Work to do →
Reproduce the lines of the listing between the lines holding "Extract all elements" and "legend-item: 基础设施 (INFRASTRUCTURE)", inclusive, swapping "watermark-text" for "watermark-label". Leave everything else in those lines unchanged.

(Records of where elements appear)

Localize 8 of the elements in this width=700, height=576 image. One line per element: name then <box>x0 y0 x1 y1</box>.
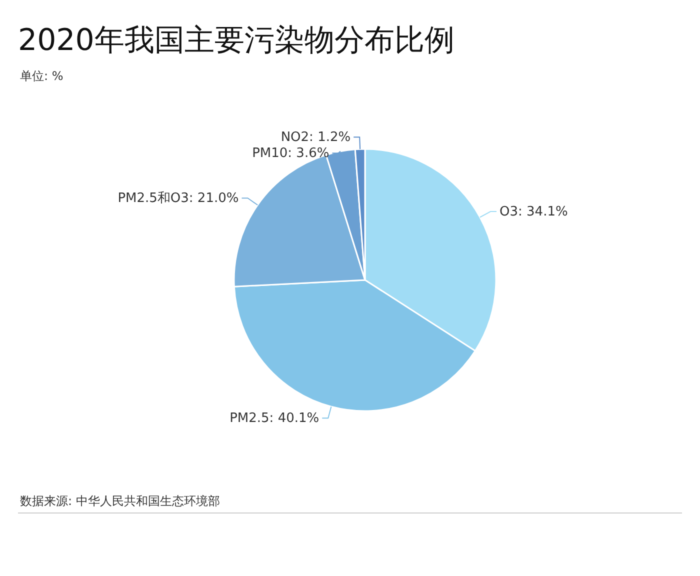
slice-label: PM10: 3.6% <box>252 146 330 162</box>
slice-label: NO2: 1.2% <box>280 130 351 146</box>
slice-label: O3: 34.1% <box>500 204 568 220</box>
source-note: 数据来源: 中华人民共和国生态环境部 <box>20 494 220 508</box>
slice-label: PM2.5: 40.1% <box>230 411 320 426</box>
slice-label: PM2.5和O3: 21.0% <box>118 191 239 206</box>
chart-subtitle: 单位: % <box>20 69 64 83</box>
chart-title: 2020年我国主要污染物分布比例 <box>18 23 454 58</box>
--
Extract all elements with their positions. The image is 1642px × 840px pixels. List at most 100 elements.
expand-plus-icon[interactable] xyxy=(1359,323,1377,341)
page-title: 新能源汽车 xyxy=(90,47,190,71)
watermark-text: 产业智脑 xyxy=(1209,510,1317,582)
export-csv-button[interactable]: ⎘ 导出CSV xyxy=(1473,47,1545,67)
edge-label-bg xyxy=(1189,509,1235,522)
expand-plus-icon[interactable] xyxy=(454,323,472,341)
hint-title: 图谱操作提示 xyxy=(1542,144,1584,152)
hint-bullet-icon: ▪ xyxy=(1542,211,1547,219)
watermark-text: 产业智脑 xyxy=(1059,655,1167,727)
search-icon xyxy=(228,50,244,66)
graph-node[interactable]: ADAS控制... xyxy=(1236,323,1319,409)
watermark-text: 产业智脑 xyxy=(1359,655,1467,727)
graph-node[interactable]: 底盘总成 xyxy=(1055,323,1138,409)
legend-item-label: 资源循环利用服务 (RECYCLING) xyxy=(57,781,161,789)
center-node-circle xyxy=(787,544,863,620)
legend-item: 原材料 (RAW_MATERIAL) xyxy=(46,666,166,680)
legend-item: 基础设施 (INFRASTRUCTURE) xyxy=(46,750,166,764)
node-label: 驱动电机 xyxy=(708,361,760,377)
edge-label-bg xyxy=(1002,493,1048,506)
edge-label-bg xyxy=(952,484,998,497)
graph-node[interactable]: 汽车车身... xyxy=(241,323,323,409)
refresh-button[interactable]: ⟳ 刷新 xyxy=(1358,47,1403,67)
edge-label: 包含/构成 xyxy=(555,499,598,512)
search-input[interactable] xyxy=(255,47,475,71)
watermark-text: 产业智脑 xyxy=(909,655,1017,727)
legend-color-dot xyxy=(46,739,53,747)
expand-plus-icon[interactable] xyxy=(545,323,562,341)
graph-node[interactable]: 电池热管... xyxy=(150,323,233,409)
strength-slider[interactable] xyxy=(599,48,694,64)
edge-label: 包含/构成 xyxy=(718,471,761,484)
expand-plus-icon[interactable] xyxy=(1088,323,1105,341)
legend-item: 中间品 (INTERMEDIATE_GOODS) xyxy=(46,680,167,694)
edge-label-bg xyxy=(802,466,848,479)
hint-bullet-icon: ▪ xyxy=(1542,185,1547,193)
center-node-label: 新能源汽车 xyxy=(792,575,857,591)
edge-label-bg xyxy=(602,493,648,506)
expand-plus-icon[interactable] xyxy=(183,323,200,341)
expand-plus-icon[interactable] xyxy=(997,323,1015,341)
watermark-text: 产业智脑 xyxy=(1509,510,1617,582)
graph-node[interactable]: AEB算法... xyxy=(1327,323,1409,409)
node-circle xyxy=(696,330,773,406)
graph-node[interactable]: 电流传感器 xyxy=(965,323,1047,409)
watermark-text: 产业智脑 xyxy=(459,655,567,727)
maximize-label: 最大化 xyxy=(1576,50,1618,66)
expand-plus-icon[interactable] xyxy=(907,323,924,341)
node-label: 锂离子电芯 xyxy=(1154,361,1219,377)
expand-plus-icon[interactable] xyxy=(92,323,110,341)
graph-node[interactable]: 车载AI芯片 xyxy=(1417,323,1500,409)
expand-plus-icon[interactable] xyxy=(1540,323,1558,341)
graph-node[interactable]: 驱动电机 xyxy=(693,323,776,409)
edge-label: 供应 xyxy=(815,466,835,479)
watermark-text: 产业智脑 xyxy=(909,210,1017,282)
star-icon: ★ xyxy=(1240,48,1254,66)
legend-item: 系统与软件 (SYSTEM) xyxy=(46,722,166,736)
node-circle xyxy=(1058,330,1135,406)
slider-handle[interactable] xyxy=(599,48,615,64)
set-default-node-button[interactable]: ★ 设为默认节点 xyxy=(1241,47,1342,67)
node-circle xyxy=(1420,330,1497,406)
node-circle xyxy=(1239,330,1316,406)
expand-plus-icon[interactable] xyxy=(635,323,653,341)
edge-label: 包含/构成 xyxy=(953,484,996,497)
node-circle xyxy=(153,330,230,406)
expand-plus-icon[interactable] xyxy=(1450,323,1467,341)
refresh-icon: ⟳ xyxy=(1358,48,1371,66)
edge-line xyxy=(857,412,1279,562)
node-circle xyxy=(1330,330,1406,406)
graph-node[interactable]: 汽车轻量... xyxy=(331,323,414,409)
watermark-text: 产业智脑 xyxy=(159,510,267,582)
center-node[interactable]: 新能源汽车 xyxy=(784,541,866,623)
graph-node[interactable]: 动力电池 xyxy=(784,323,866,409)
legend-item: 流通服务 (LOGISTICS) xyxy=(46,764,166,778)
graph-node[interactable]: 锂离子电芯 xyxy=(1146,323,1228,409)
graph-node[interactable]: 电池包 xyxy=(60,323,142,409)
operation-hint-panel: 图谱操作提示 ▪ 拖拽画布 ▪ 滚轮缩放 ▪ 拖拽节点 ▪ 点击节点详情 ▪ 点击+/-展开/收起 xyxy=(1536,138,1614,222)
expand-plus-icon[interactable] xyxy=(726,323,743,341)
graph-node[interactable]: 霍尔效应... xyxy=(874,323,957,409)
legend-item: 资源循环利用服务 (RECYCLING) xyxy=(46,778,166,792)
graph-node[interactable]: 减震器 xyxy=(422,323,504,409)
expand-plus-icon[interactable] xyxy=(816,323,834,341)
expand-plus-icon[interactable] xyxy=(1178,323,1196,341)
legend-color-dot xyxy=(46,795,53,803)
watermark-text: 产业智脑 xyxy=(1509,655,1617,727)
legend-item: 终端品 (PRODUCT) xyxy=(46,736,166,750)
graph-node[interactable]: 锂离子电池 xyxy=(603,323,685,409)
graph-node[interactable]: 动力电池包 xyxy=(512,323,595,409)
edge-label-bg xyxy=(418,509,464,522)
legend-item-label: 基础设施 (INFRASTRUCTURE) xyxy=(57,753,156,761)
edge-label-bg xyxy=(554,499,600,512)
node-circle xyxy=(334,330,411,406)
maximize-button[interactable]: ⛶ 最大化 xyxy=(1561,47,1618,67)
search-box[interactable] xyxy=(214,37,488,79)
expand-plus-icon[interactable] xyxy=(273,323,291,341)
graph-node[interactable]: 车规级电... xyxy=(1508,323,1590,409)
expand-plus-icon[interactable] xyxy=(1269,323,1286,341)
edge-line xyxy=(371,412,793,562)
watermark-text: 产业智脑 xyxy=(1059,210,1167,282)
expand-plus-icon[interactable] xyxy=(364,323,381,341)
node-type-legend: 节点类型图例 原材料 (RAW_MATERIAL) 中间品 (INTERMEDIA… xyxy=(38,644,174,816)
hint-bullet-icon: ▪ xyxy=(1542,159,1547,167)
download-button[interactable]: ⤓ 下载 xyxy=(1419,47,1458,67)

Answer to this problem →
Extract all elements with their positions. The image is 1642px × 840px pixels. List at most 100 elements.
expand-plus-icon[interactable] xyxy=(1359,323,1377,341)
page-title: 新能源汽车 xyxy=(90,47,190,71)
watermark-label: 产业智脑 xyxy=(1209,510,1317,582)
export-csv-button[interactable]: ⎘ 导出CSV xyxy=(1473,47,1545,67)
edge-label-bg xyxy=(1189,509,1235,522)
expand-plus-icon[interactable] xyxy=(454,323,472,341)
hint-title: 图谱操作提示 xyxy=(1542,144,1584,152)
hint-bullet-icon: ▪ xyxy=(1542,211,1547,219)
watermark-label: 产业智脑 xyxy=(1059,655,1167,727)
search-icon xyxy=(228,50,244,66)
graph-node[interactable]: ADAS控制... xyxy=(1236,323,1319,409)
watermark-label: 产业智脑 xyxy=(1359,655,1467,727)
graph-node[interactable]: 底盘总成 xyxy=(1055,323,1138,409)
legend-item-label: 资源循环利用服务 (RECYCLING) xyxy=(57,781,161,789)
center-node-circle xyxy=(787,544,863,620)
legend-item: 原材料 (RAW_MATERIAL) xyxy=(46,666,166,680)
legend-item: 基础设施 (INFRASTRUCTURE) xyxy=(46,750,166,764)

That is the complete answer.